# [EXTRAIT DU TEXTE]
%%
Mais, indépendamment de toute influence préexistante, rien n’est plus utile que de porter un regard d’ensemble sur les opérations de la nature, de s’élever au-dessus des idées étroites de ceux qui n’ont point perdu de vue leur clocher natal, pour étendre ses regards sur le pays et même sur la partie du monde qu’on habite. L’Europe, fière de sa population de deux cent cinquante millions d’hommes, avec sa puissance guerrière et intellectuelle, occupe la zone tempérée, et par les deux caps extrêmes de l’Espagne et de la Grèce, n’atteint même pas le 36e parallèle, laissant encore toute l’Afrique septentrionale et toute l’Égypte entre elle et la zone torride. Aussi, d’après la tendance naturelle qui nous porte à donner une importance exclusive à ce qui nous entoure, il nous semble toujours bizarre d’entendre parler des chaleurs intolérables de décembre et de janvier qu’éprouvent les habitans de l’autre hémisphère, au cap de Bonne-Espérance, dans l’Australie ou dans le Chili. Les froids de juillet et d’août dans les mêmes contrées ne nous paraissent pas moins étranges. Cependant, puisque les saisons sur la terre offrent déjà bien des circonstances extraordinaires, combien n’en trouverons-nous point, non pas en allant de notre pôle européen, asiatique et américain au pôle opposé, mais bien en allant de la région ardente — où la planète Mercure se meut sous les feux d’un soleil sept fois plus chaud qu’il ne l’est pour la terre — jusqu’aux confins du système solaire où Neptune occupe provisoirement la dernière place, recevant des rayons neuf cents fois plus froids que ceux qui sur notre globe et pour notre Europe font ces grandes divisions de l’année, le printemps, l’été, l’automne et l’hiver, dont les productions sont si capitales pour l’homme de nos climats, tandis que rien de semblable n’existe dans les latitudes intertropicales !
%%
[Données enregistrées]
%%
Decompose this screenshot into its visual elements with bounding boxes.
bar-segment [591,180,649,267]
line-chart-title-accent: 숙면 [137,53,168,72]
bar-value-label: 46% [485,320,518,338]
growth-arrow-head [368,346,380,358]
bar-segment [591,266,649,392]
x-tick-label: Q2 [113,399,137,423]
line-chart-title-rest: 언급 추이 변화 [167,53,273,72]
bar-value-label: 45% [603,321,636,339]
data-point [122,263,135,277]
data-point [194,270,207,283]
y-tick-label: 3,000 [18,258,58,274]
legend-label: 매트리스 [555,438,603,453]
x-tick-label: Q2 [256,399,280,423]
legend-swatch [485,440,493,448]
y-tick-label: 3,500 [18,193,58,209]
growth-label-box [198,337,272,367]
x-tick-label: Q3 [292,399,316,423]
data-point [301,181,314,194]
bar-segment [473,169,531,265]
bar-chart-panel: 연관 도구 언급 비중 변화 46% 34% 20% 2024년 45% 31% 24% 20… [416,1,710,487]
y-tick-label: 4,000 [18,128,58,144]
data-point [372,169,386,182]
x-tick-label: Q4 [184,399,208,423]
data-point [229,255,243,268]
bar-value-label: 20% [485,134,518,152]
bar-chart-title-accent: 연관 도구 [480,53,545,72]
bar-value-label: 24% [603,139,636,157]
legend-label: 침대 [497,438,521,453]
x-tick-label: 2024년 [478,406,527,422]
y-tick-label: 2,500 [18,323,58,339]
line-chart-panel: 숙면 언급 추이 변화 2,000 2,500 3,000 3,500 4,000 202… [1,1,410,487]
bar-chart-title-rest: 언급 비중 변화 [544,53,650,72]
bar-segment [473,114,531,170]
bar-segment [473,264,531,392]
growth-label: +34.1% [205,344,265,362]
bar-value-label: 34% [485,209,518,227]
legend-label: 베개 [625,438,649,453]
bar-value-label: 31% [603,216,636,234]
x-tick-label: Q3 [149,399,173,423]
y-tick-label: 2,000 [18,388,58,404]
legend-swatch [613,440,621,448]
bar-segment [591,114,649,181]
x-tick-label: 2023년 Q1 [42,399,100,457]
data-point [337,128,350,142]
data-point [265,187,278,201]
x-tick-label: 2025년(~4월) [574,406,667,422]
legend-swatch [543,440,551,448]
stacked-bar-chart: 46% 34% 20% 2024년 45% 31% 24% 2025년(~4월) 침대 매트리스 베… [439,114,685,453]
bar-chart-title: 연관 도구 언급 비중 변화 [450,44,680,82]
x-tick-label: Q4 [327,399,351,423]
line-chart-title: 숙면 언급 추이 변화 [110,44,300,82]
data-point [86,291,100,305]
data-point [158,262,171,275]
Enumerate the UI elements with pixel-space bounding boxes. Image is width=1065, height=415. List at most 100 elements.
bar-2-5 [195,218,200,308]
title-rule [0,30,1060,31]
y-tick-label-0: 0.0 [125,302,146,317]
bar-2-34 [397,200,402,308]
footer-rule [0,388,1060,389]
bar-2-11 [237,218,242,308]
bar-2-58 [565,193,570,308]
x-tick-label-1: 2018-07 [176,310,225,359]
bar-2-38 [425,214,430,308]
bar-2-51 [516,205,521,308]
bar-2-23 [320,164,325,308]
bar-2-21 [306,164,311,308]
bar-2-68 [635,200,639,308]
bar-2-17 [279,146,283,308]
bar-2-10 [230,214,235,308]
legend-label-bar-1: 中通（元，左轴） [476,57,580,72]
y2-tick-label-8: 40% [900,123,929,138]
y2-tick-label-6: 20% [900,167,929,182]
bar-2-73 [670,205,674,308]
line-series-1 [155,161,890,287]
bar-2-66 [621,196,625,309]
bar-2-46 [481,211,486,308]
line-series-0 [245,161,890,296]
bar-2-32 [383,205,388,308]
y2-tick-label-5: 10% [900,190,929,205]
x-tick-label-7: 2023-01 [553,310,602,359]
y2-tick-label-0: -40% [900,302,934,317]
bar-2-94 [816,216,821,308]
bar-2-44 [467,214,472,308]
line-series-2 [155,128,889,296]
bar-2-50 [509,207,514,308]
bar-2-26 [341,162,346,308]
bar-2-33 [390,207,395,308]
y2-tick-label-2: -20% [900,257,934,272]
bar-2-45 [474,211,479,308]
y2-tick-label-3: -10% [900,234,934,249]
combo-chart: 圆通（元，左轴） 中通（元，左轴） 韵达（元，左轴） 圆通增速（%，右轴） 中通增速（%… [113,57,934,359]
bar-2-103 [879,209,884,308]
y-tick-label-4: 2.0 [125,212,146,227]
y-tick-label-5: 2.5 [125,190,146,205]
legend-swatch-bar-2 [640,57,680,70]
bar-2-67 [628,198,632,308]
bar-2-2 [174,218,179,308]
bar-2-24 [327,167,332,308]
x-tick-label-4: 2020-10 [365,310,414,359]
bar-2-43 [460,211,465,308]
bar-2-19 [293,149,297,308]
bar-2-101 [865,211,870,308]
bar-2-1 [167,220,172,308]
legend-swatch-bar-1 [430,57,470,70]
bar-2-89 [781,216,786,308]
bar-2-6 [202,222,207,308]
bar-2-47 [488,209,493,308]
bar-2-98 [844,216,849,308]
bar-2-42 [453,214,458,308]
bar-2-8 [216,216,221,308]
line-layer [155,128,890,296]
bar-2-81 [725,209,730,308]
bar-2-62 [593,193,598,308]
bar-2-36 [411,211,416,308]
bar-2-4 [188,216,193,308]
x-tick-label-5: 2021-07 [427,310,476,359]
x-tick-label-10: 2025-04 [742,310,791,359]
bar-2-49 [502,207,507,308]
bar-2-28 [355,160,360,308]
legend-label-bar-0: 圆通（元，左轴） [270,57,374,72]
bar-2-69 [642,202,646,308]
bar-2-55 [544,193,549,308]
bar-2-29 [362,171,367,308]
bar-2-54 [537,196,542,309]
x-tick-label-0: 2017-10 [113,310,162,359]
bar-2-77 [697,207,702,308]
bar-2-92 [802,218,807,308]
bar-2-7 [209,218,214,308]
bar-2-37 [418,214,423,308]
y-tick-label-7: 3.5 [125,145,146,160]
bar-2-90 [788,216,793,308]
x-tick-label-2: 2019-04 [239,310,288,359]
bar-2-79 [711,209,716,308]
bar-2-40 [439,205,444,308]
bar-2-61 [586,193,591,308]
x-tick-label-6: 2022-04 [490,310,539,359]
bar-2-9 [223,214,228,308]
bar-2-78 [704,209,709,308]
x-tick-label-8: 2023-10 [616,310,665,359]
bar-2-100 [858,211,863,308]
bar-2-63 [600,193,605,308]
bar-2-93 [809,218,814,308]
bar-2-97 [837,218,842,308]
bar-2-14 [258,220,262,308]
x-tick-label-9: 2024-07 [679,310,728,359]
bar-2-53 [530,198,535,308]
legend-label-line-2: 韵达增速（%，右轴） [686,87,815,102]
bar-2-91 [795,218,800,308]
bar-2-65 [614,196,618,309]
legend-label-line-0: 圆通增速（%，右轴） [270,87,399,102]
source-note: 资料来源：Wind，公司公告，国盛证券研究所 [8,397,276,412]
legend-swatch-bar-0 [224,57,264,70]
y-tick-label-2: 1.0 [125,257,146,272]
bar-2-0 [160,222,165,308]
%%
# [TRAVAIL À FAIRE]
1) Répondez à ces questions sur l'extrait :
(a) Combien d'habitants l'extrait donne-t-il à l'Europe ?
(b) Pour Mercure, combien de fois le soleil est-il plus chaud que pour la terre ?
(c) Quelle planète occupe provisoirement la dernière place du système solaire ?
2) Ces phrases sont-elles conformes à l'extrait ? Répondez par oui ou non et citez les mots de l'extrait qui le montrent.
(a) Par l'Espagne et la Grèce, l'Europe descend au-delà du 36e parallèle.
(b) Neptune reçoit des rayons neuf cents fois plus froids que ceux que reçoit la terre.
(c) Les latitudes intertropicales connaissent aussi le printemps, l'été, l'automne et l'hiver.
Ces données ne jouent ici aucun rôle.

# [CORRIGÉ]
1)
(a) Deux cent cinquante millions.
(b) Sept fois.
(c) Neptune.

2)
(a) Non : « n’atteint même pas le 36e parallèle ».
(b) Oui : « recevant des rayons neuf cents fois plus froids que ceux qui sur notre globe ».
(c) Non : « rien de semblable n’existe dans les latitudes intertropicales ».